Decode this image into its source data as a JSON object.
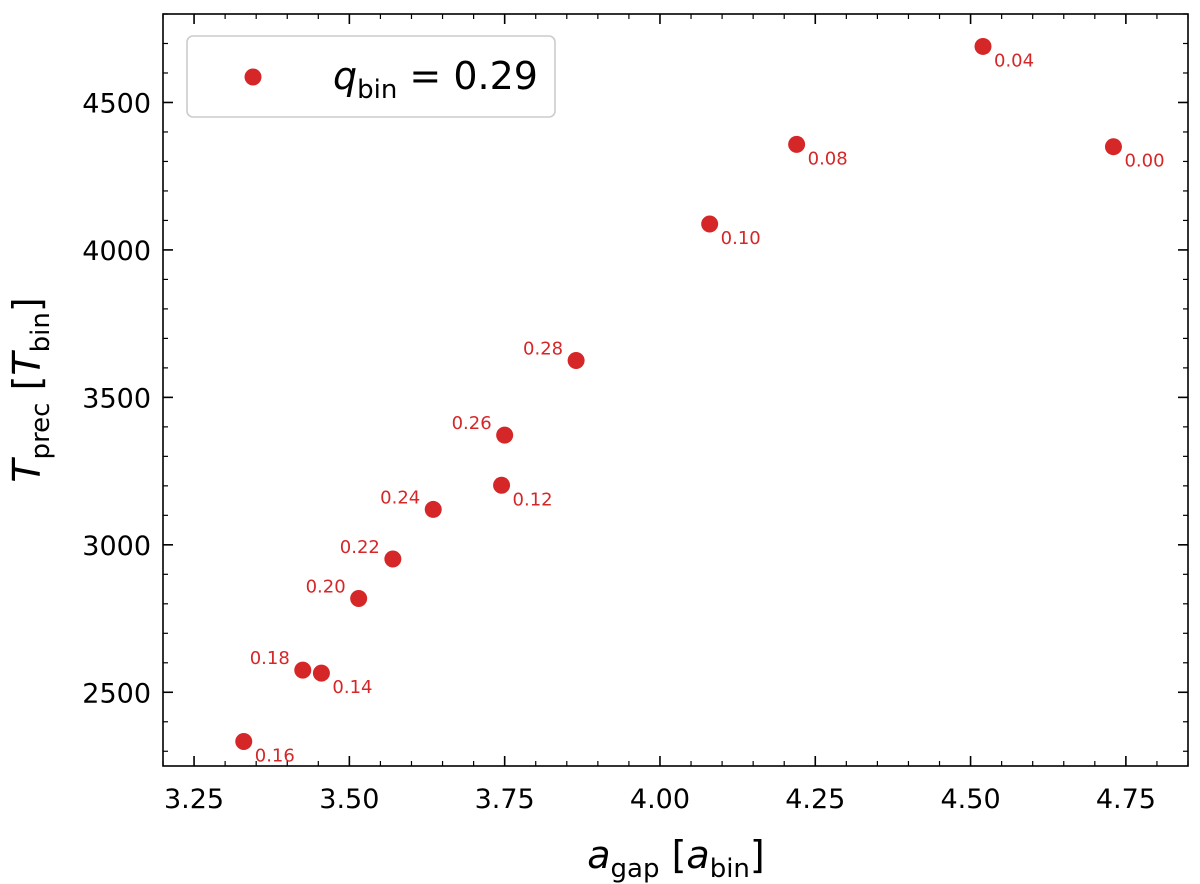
{
  "chart_data": {
    "type": "scatter",
    "title": "",
    "xlabel": {
      "main": "a",
      "sub": "gap",
      "bracket_main": "a",
      "bracket_sub": "bin"
    },
    "ylabel": {
      "main": "T",
      "sub": "prec",
      "bracket_main": "T",
      "bracket_sub": "bin"
    },
    "xlim": [
      3.2,
      4.85
    ],
    "ylim": [
      2250,
      4800
    ],
    "xticks": [
      3.25,
      3.5,
      3.75,
      4.0,
      4.25,
      4.5,
      4.75
    ],
    "xtick_labels": [
      "3.25",
      "3.50",
      "3.75",
      "4.00",
      "4.25",
      "4.50",
      "4.75"
    ],
    "yticks": [
      2500,
      3000,
      3500,
      4000,
      4500
    ],
    "ytick_labels": [
      "2500",
      "3000",
      "3500",
      "4000",
      "4500"
    ],
    "grid": false,
    "legend": {
      "position": "top-left",
      "main": "q",
      "sub": "bin",
      "rest": " = 0.29"
    },
    "series": [
      {
        "name": "q_bin = 0.29",
        "color": "#d62728",
        "points": [
          {
            "x": 4.73,
            "y": 4350,
            "label": "0.00",
            "side": "right"
          },
          {
            "x": 4.52,
            "y": 4690,
            "label": "0.04",
            "side": "right"
          },
          {
            "x": 4.22,
            "y": 4358,
            "label": "0.08",
            "side": "right"
          },
          {
            "x": 4.08,
            "y": 4088,
            "label": "0.10",
            "side": "right"
          },
          {
            "x": 3.745,
            "y": 3202,
            "label": "0.12",
            "side": "right"
          },
          {
            "x": 3.455,
            "y": 2565,
            "label": "0.14",
            "side": "right"
          },
          {
            "x": 3.33,
            "y": 2333,
            "label": "0.16",
            "side": "right"
          },
          {
            "x": 3.425,
            "y": 2575,
            "label": "0.18",
            "side": "left"
          },
          {
            "x": 3.515,
            "y": 2818,
            "label": "0.20",
            "side": "left"
          },
          {
            "x": 3.57,
            "y": 2952,
            "label": "0.22",
            "side": "left"
          },
          {
            "x": 3.635,
            "y": 3120,
            "label": "0.24",
            "side": "left"
          },
          {
            "x": 3.75,
            "y": 3372,
            "label": "0.26",
            "side": "left"
          },
          {
            "x": 3.865,
            "y": 3625,
            "label": "0.28",
            "side": "left"
          }
        ]
      }
    ]
  }
}
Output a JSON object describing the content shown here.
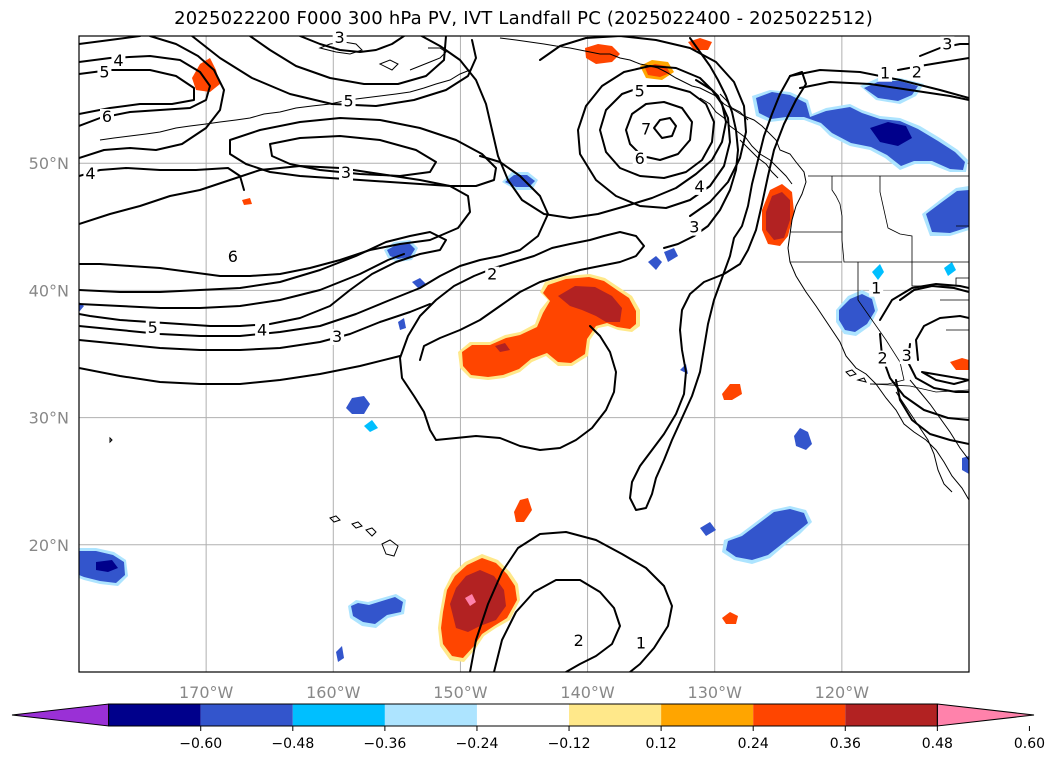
{
  "title": "2025022200 F000 300 hPa PV, IVT Landfall PC (2025022400 - 2025022512)",
  "map": {
    "lon_range": [
      -180,
      -110
    ],
    "lat_range": [
      10,
      60
    ],
    "lat_ticks": [
      {
        "value": 20,
        "label": "20°N"
      },
      {
        "value": 30,
        "label": "30°N"
      },
      {
        "value": 40,
        "label": "40°N"
      },
      {
        "value": 50,
        "label": "50°N"
      }
    ],
    "lon_ticks": [
      {
        "value": -170,
        "label": "170°W"
      },
      {
        "value": -160,
        "label": "160°W"
      },
      {
        "value": -150,
        "label": "150°W"
      },
      {
        "value": -140,
        "label": "140°W"
      },
      {
        "value": -130,
        "label": "130°W"
      },
      {
        "value": -120,
        "label": "120°W"
      }
    ],
    "grid": true
  },
  "colorbar": {
    "levels": [
      -0.72,
      -0.6,
      -0.48,
      -0.36,
      -0.24,
      -0.12,
      0.12,
      0.24,
      0.36,
      0.48,
      0.6,
      0.72
    ],
    "colors": [
      "#9a30d6",
      "#00008b",
      "#3355cc",
      "#00bfff",
      "#ade4ff",
      "#ffffff",
      "#ffe88a",
      "#ffa500",
      "#ff4500",
      "#b22222",
      "#ff82ab"
    ],
    "tick_labels": [
      "−0.60",
      "−0.48",
      "−0.36",
      "−0.24",
      "−0.12",
      "0.12",
      "0.24",
      "0.36",
      "0.48",
      "0.60"
    ],
    "extend": "both"
  },
  "contour_labels": [
    {
      "text": "4",
      "lon": -176.9,
      "lat": 57.8
    },
    {
      "text": "5",
      "lon": -178.0,
      "lat": 56.9
    },
    {
      "text": "6",
      "lon": -177.8,
      "lat": 53.4
    },
    {
      "text": "4",
      "lon": -179.1,
      "lat": 48.9
    },
    {
      "text": "5",
      "lon": -158.8,
      "lat": 54.6
    },
    {
      "text": "3",
      "lon": -159.0,
      "lat": 49.0
    },
    {
      "text": "6",
      "lon": -167.9,
      "lat": 42.4
    },
    {
      "text": "5",
      "lon": -174.2,
      "lat": 36.8
    },
    {
      "text": "4",
      "lon": -165.6,
      "lat": 36.6
    },
    {
      "text": "3",
      "lon": -159.7,
      "lat": 36.1
    },
    {
      "text": "2",
      "lon": -147.5,
      "lat": 41.0
    },
    {
      "text": "3",
      "lon": -159.5,
      "lat": 59.6
    },
    {
      "text": "5",
      "lon": -135.9,
      "lat": 55.4
    },
    {
      "text": "7",
      "lon": -135.4,
      "lat": 52.4
    },
    {
      "text": "6",
      "lon": -135.9,
      "lat": 50.1
    },
    {
      "text": "4",
      "lon": -131.2,
      "lat": 47.9
    },
    {
      "text": "3",
      "lon": -131.6,
      "lat": 44.7
    },
    {
      "text": "1",
      "lon": -116.6,
      "lat": 56.8
    },
    {
      "text": "2",
      "lon": -114.1,
      "lat": 56.9
    },
    {
      "text": "3",
      "lon": -111.7,
      "lat": 59.1
    },
    {
      "text": "1",
      "lon": -117.3,
      "lat": 39.9
    },
    {
      "text": "2",
      "lon": -116.8,
      "lat": 34.4
    },
    {
      "text": "3",
      "lon": -114.9,
      "lat": 34.6
    },
    {
      "text": "2",
      "lon": -140.7,
      "lat": 12.2
    },
    {
      "text": "1",
      "lon": -135.8,
      "lat": 12.0
    }
  ]
}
────────────────────────────────────────
**Task**
Extract the full listing exactly, with the pictures left out.

**Task result**
Decode this image into its source data as a JSON object.
{
  "chart_data": {
    "type": "scatter",
    "title": "",
    "xlabel": {
      "main": "a",
      "sub": "gap",
      "bracket_main": "a",
      "bracket_sub": "bin"
    },
    "ylabel": {
      "main": "T",
      "sub": "prec",
      "bracket_main": "T",
      "bracket_sub": "bin"
    },
    "xlim": [
      3.2,
      4.85
    ],
    "ylim": [
      2250,
      4800
    ],
    "xticks": [
      3.25,
      3.5,
      3.75,
      4.0,
      4.25,
      4.5,
      4.75
    ],
    "xtick_labels": [
      "3.25",
      "3.50",
      "3.75",
      "4.00",
      "4.25",
      "4.50",
      "4.75"
    ],
    "yticks": [
      2500,
      3000,
      3500,
      4000,
      4500
    ],
    "ytick_labels": [
      "2500",
      "3000",
      "3500",
      "4000",
      "4500"
    ],
    "grid": false,
    "legend": {
      "position": "top-left",
      "main": "q",
      "sub": "bin",
      "rest": " = 0.29"
    },
    "series": [
      {
        "name": "q_bin = 0.29",
        "color": "#d62728",
        "points": [
          {
            "x": 4.73,
            "y": 4350,
            "label": "0.00",
            "side": "right"
          },
          {
            "x": 4.52,
            "y": 4690,
            "label": "0.04",
            "side": "right"
          },
          {
            "x": 4.22,
            "y": 4358,
            "label": "0.08",
            "side": "right"
          },
          {
            "x": 4.08,
            "y": 4088,
            "label": "0.10",
            "side": "right"
          },
          {
            "x": 3.745,
            "y": 3202,
            "label": "0.12",
            "side": "right"
          },
          {
            "x": 3.455,
            "y": 2565,
            "label": "0.14",
            "side": "right"
          },
          {
            "x": 3.33,
            "y": 2333,
            "label": "0.16",
            "side": "right"
          },
          {
            "x": 3.425,
            "y": 2575,
            "label": "0.18",
            "side": "left"
          },
          {
            "x": 3.515,
            "y": 2818,
            "label": "0.20",
            "side": "left"
          },
          {
            "x": 3.57,
            "y": 2952,
            "label": "0.22",
            "side": "left"
          },
          {
            "x": 3.635,
            "y": 3120,
            "label": "0.24",
            "side": "left"
          },
          {
            "x": 3.75,
            "y": 3372,
            "label": "0.26",
            "side": "left"
          },
          {
            "x": 3.865,
            "y": 3625,
            "label": "0.28",
            "side": "left"
          }
        ]
      }
    ]
  }
}
Output a JSON object describing the content shown here.
{
  "title": "2025022200 F000 300 hPa PV, IVT Landfall PC (2025022400 - 2025022512)",
  "map": {
    "lon_range": [
      -180,
      -110
    ],
    "lat_range": [
      10,
      60
    ],
    "lat_ticks": [
      {
        "value": 20,
        "label": "20°N"
      },
      {
        "value": 30,
        "label": "30°N"
      },
      {
        "value": 40,
        "label": "40°N"
      },
      {
        "value": 50,
        "label": "50°N"
      }
    ],
    "lon_ticks": [
      {
        "value": -170,
        "label": "170°W"
      },
      {
        "value": -160,
        "label": "160°W"
      },
      {
        "value": -150,
        "label": "150°W"
      },
      {
        "value": -140,
        "label": "140°W"
      },
      {
        "value": -130,
        "label": "130°W"
      },
      {
        "value": -120,
        "label": "120°W"
      }
    ],
    "grid": true
  },
  "colorbar": {
    "levels": [
      -0.72,
      -0.6,
      -0.48,
      -0.36,
      -0.24,
      -0.12,
      0.12,
      0.24,
      0.36,
      0.48,
      0.6,
      0.72
    ],
    "colors": [
      "#9a30d6",
      "#00008b",
      "#3355cc",
      "#00bfff",
      "#ade4ff",
      "#ffffff",
      "#ffe88a",
      "#ffa500",
      "#ff4500",
      "#b22222",
      "#ff82ab"
    ],
    "tick_labels": [
      "−0.60",
      "−0.48",
      "−0.36",
      "−0.24",
      "−0.12",
      "0.12",
      "0.24",
      "0.36",
      "0.48",
      "0.60"
    ],
    "extend": "both"
  },
  "contour_labels": [
    {
      "text": "4",
      "lon": -176.9,
      "lat": 57.8
    },
    {
      "text": "5",
      "lon": -178.0,
      "lat": 56.9
    },
    {
      "text": "6",
      "lon": -177.8,
      "lat": 53.4
    },
    {
      "text": "4",
      "lon": -179.1,
      "lat": 48.9
    },
    {
      "text": "5",
      "lon": -158.8,
      "lat": 54.6
    },
    {
      "text": "3",
      "lon": -159.0,
      "lat": 49.0
    },
    {
      "text": "6",
      "lon": -167.9,
      "lat": 42.4
    },
    {
      "text": "5",
      "lon": -174.2,
      "lat": 36.8
    },
    {
      "text": "4",
      "lon": -165.6,
      "lat": 36.6
    },
    {
      "text": "3",
      "lon": -159.7,
      "lat": 36.1
    },
    {
      "text": "2",
      "lon": -147.5,
      "lat": 41.0
    },
    {
      "text": "3",
      "lon": -159.5,
      "lat": 59.6
    },
    {
      "text": "5",
      "lon": -135.9,
      "lat": 55.4
    },
    {
      "text": "7",
      "lon": -135.4,
      "lat": 52.4
    },
    {
      "text": "6",
      "lon": -135.9,
      "lat": 50.1
    },
    {
      "text": "4",
      "lon": -131.2,
      "lat": 47.9
    },
    {
      "text": "3",
      "lon": -131.6,
      "lat": 44.7
    },
    {
      "text": "1",
      "lon": -116.6,
      "lat": 56.8
    },
    {
      "text": "2",
      "lon": -114.1,
      "lat": 56.9
    },
    {
      "text": "3",
      "lon": -111.7,
      "lat": 59.1
    },
    {
      "text": "1",
      "lon": -117.3,
      "lat": 39.9
    },
    {
      "text": "2",
      "lon": -116.8,
      "lat": 34.4
    },
    {
      "text": "3",
      "lon": -114.9,
      "lat": 34.6
    },
    {
      "text": "2",
      "lon": -140.7,
      "lat": 12.2
    },
    {
      "text": "1",
      "lon": -135.8,
      "lat": 12.0
    }
  ]
}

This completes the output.